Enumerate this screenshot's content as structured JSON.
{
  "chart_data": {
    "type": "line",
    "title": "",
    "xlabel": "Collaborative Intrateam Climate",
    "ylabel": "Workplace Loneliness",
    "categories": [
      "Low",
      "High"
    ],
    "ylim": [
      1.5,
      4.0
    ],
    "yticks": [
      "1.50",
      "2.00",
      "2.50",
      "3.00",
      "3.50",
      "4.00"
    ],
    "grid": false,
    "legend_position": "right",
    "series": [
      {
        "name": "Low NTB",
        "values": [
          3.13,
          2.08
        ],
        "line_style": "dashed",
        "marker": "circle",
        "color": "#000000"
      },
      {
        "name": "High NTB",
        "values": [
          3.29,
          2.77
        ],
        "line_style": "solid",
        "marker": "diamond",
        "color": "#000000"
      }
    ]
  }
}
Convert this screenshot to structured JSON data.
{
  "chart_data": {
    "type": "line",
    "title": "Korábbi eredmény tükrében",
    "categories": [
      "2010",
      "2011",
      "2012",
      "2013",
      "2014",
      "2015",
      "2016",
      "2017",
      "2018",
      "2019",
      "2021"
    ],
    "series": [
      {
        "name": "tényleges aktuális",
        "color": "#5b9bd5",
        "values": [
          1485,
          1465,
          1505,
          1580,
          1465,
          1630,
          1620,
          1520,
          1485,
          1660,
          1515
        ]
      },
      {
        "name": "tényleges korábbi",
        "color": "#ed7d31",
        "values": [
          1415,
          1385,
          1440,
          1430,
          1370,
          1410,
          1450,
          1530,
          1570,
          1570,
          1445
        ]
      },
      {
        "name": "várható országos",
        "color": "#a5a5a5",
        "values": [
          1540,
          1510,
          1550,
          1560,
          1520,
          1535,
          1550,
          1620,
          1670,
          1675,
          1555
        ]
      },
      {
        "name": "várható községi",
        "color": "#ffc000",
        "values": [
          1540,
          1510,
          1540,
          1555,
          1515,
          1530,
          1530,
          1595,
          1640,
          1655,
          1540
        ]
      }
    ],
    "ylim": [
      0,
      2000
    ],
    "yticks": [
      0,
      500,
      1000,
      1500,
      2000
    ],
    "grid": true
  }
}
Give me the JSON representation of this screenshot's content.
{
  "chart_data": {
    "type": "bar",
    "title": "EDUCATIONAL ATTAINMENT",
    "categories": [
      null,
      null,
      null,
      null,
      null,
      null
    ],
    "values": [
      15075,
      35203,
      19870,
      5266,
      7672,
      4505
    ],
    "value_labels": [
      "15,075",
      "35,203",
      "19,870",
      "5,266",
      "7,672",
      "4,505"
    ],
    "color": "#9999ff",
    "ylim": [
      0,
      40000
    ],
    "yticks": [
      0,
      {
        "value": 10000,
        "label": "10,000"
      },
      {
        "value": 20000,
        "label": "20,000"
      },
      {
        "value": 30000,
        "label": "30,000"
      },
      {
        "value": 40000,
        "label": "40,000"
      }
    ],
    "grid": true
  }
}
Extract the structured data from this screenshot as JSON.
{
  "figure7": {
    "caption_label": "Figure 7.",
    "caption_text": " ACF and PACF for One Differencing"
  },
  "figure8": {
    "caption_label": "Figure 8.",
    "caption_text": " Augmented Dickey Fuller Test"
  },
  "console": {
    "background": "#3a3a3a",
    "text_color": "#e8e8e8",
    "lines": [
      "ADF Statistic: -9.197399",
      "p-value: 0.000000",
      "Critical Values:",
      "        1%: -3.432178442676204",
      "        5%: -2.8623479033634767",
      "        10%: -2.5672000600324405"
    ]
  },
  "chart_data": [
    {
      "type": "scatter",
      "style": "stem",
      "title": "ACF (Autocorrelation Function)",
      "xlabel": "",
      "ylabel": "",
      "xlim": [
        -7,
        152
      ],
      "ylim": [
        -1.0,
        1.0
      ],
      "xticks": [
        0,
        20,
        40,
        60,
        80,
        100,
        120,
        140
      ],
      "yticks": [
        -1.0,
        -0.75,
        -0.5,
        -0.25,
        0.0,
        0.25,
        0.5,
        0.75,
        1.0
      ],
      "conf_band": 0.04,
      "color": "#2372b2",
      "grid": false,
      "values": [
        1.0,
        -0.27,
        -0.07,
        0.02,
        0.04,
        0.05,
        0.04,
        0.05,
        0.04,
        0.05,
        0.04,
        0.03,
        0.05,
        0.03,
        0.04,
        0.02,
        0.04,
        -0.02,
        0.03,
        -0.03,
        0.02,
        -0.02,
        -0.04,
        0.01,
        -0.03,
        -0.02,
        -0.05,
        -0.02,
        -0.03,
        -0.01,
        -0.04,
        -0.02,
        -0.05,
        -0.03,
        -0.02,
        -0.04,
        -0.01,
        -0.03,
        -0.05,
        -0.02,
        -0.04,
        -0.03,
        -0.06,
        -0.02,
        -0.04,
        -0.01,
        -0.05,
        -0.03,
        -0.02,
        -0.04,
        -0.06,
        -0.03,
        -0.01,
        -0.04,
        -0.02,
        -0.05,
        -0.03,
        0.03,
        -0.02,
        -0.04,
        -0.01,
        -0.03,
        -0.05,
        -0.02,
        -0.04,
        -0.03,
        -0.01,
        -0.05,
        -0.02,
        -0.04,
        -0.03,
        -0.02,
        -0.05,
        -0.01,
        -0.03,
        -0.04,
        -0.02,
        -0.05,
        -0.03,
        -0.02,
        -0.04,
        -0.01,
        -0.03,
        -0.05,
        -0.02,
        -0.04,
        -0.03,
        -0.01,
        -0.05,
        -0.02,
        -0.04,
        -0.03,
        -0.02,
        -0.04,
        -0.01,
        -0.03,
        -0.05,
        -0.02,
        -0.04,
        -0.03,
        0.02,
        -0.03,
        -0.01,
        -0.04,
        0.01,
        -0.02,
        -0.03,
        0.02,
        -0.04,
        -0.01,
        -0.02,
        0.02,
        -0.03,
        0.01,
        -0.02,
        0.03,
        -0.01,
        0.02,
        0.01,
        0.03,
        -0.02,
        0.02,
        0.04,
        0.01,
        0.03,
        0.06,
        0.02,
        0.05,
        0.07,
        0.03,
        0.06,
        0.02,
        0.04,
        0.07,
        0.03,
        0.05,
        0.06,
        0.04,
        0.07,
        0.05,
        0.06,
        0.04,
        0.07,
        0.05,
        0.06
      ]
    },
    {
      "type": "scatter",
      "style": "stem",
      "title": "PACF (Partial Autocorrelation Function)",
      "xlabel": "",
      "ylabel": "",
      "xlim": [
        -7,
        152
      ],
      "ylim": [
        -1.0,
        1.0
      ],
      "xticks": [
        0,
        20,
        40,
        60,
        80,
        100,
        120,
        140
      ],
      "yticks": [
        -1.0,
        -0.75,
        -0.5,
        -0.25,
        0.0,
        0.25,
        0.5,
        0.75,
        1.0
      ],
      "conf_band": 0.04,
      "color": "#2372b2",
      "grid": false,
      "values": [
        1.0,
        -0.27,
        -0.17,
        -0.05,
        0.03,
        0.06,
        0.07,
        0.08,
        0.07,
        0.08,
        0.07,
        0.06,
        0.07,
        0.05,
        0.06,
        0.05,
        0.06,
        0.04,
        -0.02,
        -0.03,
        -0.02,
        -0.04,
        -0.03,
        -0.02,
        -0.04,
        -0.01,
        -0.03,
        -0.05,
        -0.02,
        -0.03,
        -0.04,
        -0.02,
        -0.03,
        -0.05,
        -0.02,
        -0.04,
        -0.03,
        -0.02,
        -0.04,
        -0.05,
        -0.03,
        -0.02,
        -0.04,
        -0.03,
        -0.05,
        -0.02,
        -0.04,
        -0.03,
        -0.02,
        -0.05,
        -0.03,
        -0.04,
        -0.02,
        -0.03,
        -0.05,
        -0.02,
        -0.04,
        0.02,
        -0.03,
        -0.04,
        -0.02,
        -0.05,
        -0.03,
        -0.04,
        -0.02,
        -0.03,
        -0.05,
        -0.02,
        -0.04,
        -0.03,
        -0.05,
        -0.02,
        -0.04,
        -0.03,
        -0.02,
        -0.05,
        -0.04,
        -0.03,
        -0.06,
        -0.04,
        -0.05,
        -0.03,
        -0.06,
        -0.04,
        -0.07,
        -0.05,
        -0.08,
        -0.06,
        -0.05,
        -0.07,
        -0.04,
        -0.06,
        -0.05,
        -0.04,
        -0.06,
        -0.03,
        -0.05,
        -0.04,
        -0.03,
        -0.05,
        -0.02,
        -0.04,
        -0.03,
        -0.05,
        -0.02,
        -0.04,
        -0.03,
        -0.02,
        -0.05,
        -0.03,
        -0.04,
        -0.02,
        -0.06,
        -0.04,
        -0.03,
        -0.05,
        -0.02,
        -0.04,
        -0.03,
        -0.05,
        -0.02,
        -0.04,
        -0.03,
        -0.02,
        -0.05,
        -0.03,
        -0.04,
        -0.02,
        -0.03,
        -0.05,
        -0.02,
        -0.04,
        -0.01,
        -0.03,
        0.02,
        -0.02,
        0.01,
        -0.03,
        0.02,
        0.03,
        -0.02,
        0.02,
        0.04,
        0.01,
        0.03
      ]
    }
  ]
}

##############################

#### [YOUR OBJECTIVE]
Pick out each line above that includes "this" and show it.

#### [THE RESPONSE]
Enumerate this screenshot's content as structured JSON.
Convert this screenshot to structured JSON data.
Give me the JSON representation of this screenshot's content.
Extract the structured data from this screenshot as JSON.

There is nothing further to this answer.